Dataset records

----

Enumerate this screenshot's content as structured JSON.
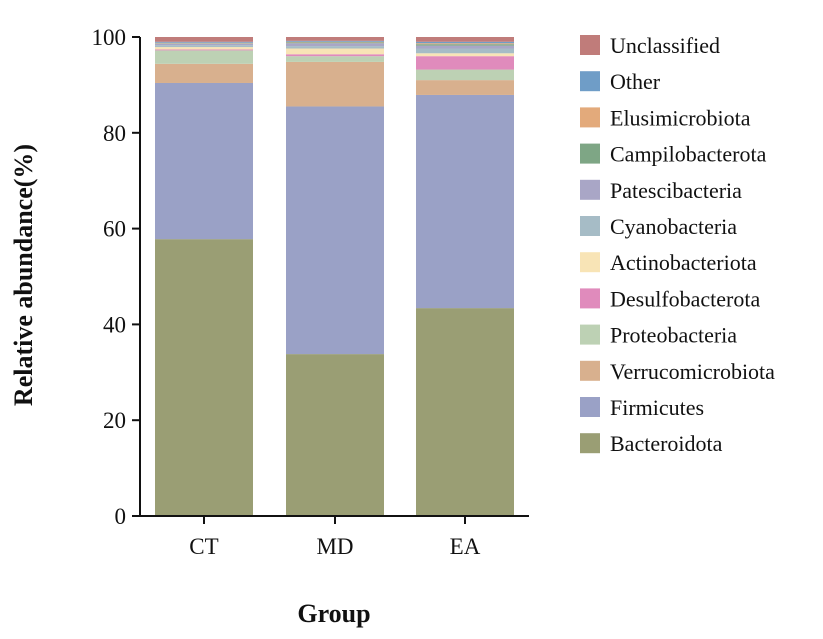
{
  "chart_data": {
    "type": "bar",
    "stacked": true,
    "xlabel": "Group",
    "ylabel": "Relative abundance(%)",
    "ylim": [
      0,
      100
    ],
    "yticks": [
      0,
      20,
      40,
      60,
      80,
      100
    ],
    "grid": false,
    "legend_position": "right",
    "categories": [
      "CT",
      "MD",
      "EA"
    ],
    "series": [
      {
        "name": "Bacteroidota",
        "color": "#9a9e74",
        "values": [
          57.8,
          33.8,
          43.4
        ]
      },
      {
        "name": "Firmicutes",
        "color": "#9aa1c6",
        "values": [
          32.6,
          51.7,
          44.5
        ]
      },
      {
        "name": "Verrucomicrobiota",
        "color": "#d8b08e",
        "values": [
          4.0,
          9.3,
          3.1
        ]
      },
      {
        "name": "Proteobacteria",
        "color": "#bdd1b4",
        "values": [
          2.8,
          1.2,
          2.2
        ]
      },
      {
        "name": "Desulfobacterota",
        "color": "#e08bbc",
        "values": [
          0.2,
          0.4,
          2.8
        ]
      },
      {
        "name": "Actinobacteriota",
        "color": "#f8e4b6",
        "values": [
          0.5,
          1.2,
          0.6
        ]
      },
      {
        "name": "Cyanobacteria",
        "color": "#a6bcc6",
        "values": [
          0.4,
          0.5,
          1.0
        ]
      },
      {
        "name": "Patescibacteria",
        "color": "#a9a6c6",
        "values": [
          0.3,
          0.6,
          0.6
        ]
      },
      {
        "name": "Campilobacterota",
        "color": "#7ea685",
        "values": [
          0.1,
          0.2,
          0.3
        ]
      },
      {
        "name": "Elusimicrobiota",
        "color": "#e3aa7b",
        "values": [
          0.1,
          0.1,
          0.2
        ]
      },
      {
        "name": "Other",
        "color": "#6f9dc7",
        "values": [
          0.2,
          0.2,
          0.3
        ]
      },
      {
        "name": "Unclassified",
        "color": "#c07c7a",
        "values": [
          1.0,
          0.8,
          1.0
        ]
      }
    ]
  }
}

----

• [ABOUT THIS EXERCISE]:
Where an entry holds a picture, leave the picture out and output the rest exactly.

• [SOLUTION TO THIS EXERCISE]:
Enumerate this screenshot's content as structured JSON.
{
  "chart_data": {
    "type": "bar",
    "stacked": true,
    "xlabel": "Group",
    "ylabel": "Relative abundance(%)",
    "ylim": [
      0,
      100
    ],
    "yticks": [
      0,
      20,
      40,
      60,
      80,
      100
    ],
    "grid": false,
    "legend_position": "right",
    "categories": [
      "CT",
      "MD",
      "EA"
    ],
    "series": [
      {
        "name": "Bacteroidota",
        "color": "#9a9e74",
        "values": [
          57.8,
          33.8,
          43.4
        ]
      },
      {
        "name": "Firmicutes",
        "color": "#9aa1c6",
        "values": [
          32.6,
          51.7,
          44.5
        ]
      },
      {
        "name": "Verrucomicrobiota",
        "color": "#d8b08e",
        "values": [
          4.0,
          9.3,
          3.1
        ]
      },
      {
        "name": "Proteobacteria",
        "color": "#bdd1b4",
        "values": [
          2.8,
          1.2,
          2.2
        ]
      },
      {
        "name": "Desulfobacterota",
        "color": "#e08bbc",
        "values": [
          0.2,
          0.4,
          2.8
        ]
      },
      {
        "name": "Actinobacteriota",
        "color": "#f8e4b6",
        "values": [
          0.5,
          1.2,
          0.6
        ]
      },
      {
        "name": "Cyanobacteria",
        "color": "#a6bcc6",
        "values": [
          0.4,
          0.5,
          1.0
        ]
      },
      {
        "name": "Patescibacteria",
        "color": "#a9a6c6",
        "values": [
          0.3,
          0.6,
          0.6
        ]
      },
      {
        "name": "Campilobacterota",
        "color": "#7ea685",
        "values": [
          0.1,
          0.2,
          0.3
        ]
      },
      {
        "name": "Elusimicrobiota",
        "color": "#e3aa7b",
        "values": [
          0.1,
          0.1,
          0.2
        ]
      },
      {
        "name": "Other",
        "color": "#6f9dc7",
        "values": [
          0.2,
          0.2,
          0.3
        ]
      },
      {
        "name": "Unclassified",
        "color": "#c07c7a",
        "values": [
          1.0,
          0.8,
          1.0
        ]
      }
    ]
  }
}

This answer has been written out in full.